> [Directions]: Scan the entries below. List each line with "this".
* START *
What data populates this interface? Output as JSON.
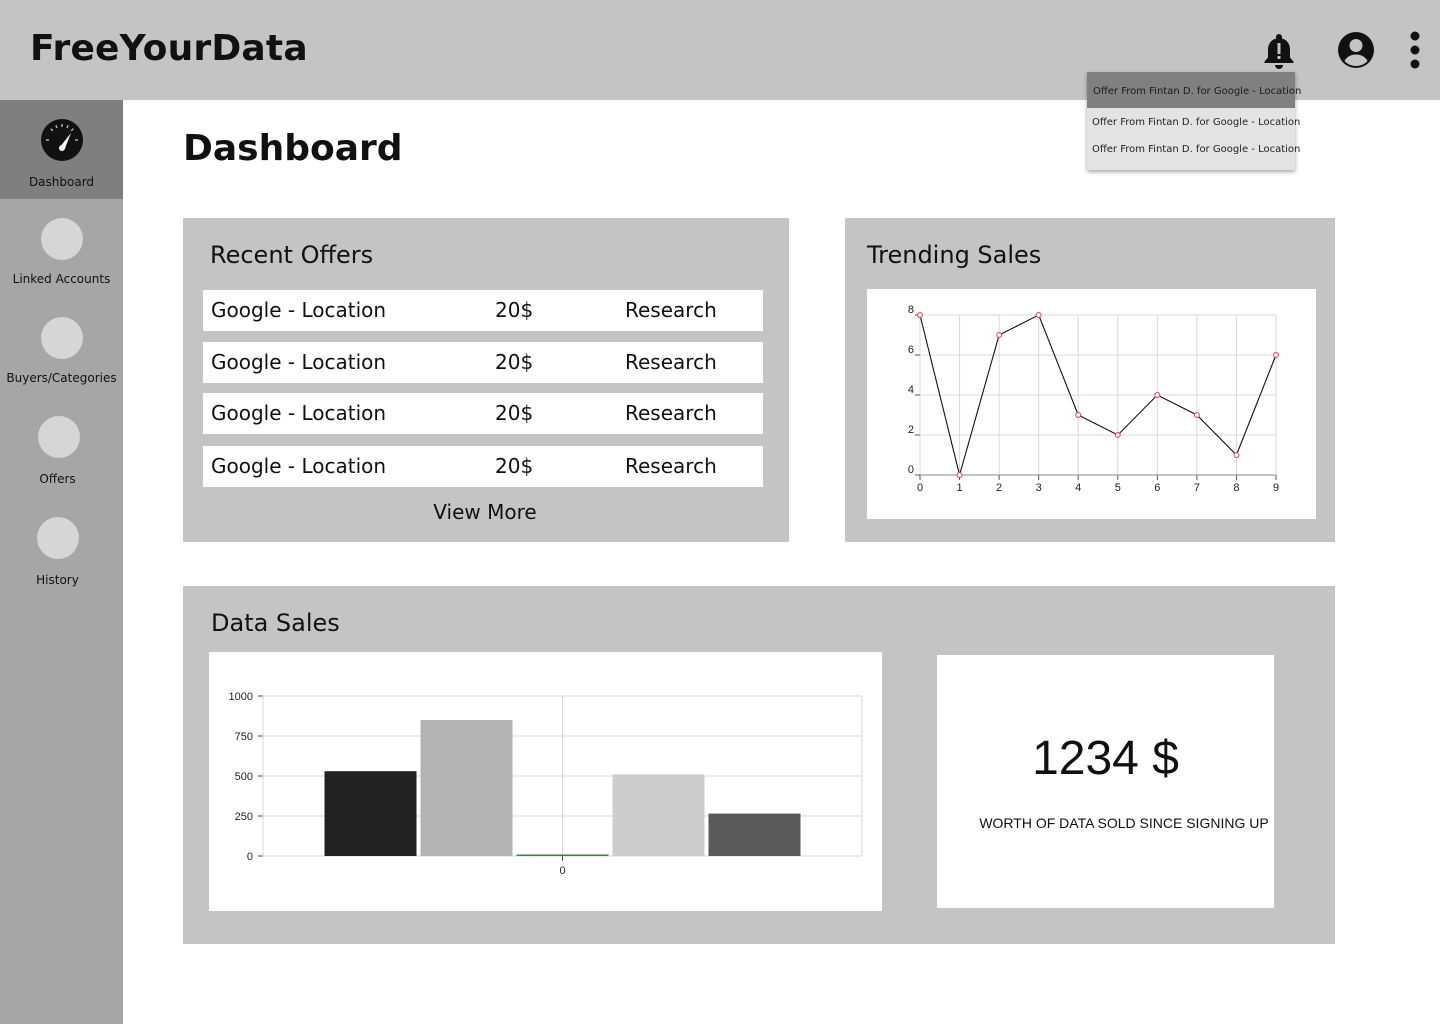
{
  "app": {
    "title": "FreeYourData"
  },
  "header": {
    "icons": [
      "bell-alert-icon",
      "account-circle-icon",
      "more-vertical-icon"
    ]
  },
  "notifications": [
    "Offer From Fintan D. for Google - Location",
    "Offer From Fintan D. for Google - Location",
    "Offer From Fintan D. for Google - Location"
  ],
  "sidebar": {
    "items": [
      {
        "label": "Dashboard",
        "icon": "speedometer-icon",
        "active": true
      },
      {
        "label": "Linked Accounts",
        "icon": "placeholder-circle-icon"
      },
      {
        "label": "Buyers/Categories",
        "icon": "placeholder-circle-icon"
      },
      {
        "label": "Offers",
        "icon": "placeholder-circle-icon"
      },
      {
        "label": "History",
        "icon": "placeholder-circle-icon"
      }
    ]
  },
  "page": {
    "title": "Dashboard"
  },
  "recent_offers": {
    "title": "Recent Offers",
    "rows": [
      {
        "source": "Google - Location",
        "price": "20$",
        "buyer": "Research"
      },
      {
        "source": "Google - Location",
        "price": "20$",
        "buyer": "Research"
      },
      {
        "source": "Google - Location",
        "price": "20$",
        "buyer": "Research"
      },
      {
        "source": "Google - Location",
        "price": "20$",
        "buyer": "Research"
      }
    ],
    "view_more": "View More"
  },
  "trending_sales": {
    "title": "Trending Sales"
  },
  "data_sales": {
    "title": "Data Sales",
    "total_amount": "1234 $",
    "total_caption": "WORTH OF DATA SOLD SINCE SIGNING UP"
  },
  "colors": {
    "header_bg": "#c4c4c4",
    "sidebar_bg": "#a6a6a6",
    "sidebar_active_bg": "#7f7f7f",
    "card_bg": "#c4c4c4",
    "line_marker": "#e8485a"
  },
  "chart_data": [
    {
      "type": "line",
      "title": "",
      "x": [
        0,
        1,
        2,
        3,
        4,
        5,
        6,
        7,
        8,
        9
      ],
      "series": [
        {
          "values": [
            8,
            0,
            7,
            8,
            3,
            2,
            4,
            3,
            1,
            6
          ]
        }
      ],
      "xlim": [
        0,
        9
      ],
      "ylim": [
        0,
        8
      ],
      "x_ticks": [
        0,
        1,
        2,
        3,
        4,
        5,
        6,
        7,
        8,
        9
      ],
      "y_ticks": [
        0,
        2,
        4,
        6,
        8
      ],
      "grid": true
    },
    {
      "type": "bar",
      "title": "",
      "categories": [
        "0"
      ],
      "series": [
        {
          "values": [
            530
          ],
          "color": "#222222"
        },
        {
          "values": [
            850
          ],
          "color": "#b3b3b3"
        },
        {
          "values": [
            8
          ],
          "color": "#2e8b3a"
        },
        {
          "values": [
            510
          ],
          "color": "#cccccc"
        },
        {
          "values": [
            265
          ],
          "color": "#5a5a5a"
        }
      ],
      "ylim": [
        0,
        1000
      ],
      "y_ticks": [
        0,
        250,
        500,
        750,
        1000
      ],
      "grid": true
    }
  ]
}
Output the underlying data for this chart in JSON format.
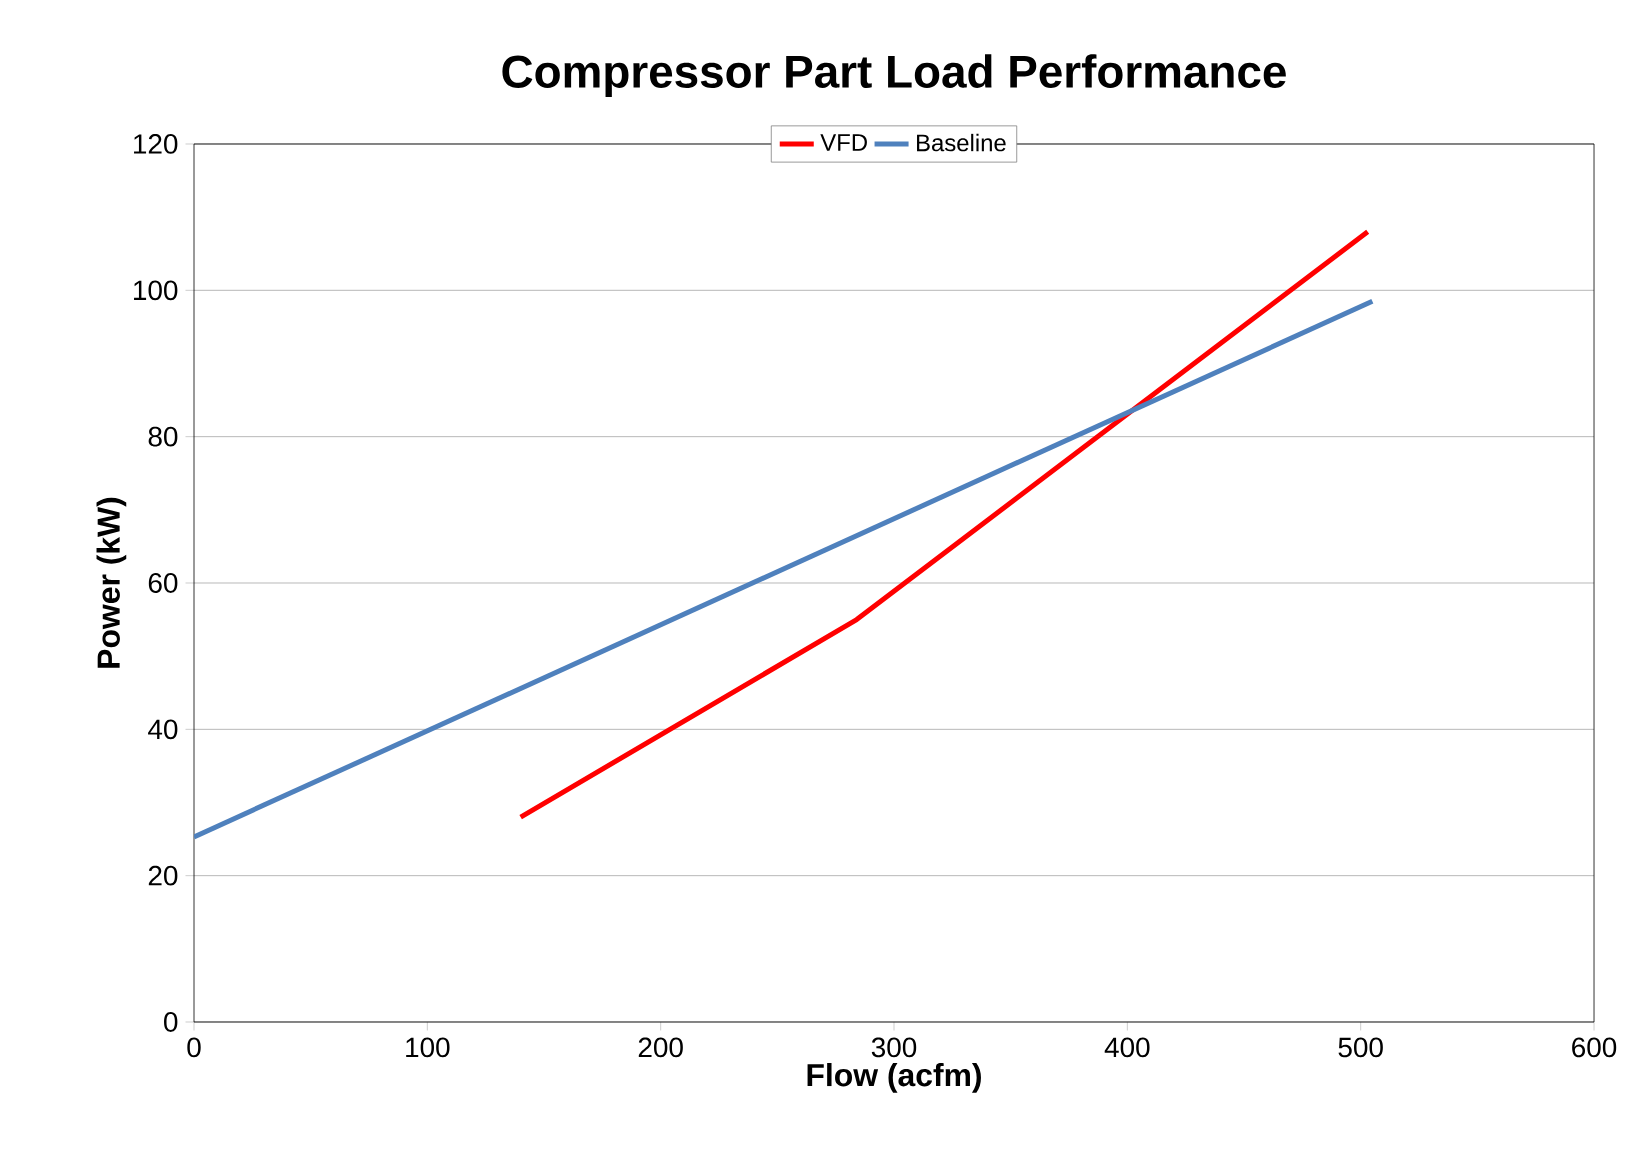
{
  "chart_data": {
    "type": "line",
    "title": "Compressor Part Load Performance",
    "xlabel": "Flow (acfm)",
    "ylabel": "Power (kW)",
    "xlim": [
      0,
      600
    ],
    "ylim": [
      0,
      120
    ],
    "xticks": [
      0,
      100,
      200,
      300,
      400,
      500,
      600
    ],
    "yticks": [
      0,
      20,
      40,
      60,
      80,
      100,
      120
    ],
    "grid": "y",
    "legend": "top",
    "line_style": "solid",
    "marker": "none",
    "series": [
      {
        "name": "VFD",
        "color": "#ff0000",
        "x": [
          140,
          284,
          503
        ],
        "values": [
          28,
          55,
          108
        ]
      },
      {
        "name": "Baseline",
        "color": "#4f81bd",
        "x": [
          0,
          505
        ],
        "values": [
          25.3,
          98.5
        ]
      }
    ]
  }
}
* END *
> [Task response]:
What data populates this interface? Output as JSON.
Output the underlying data for this chart in JSON format.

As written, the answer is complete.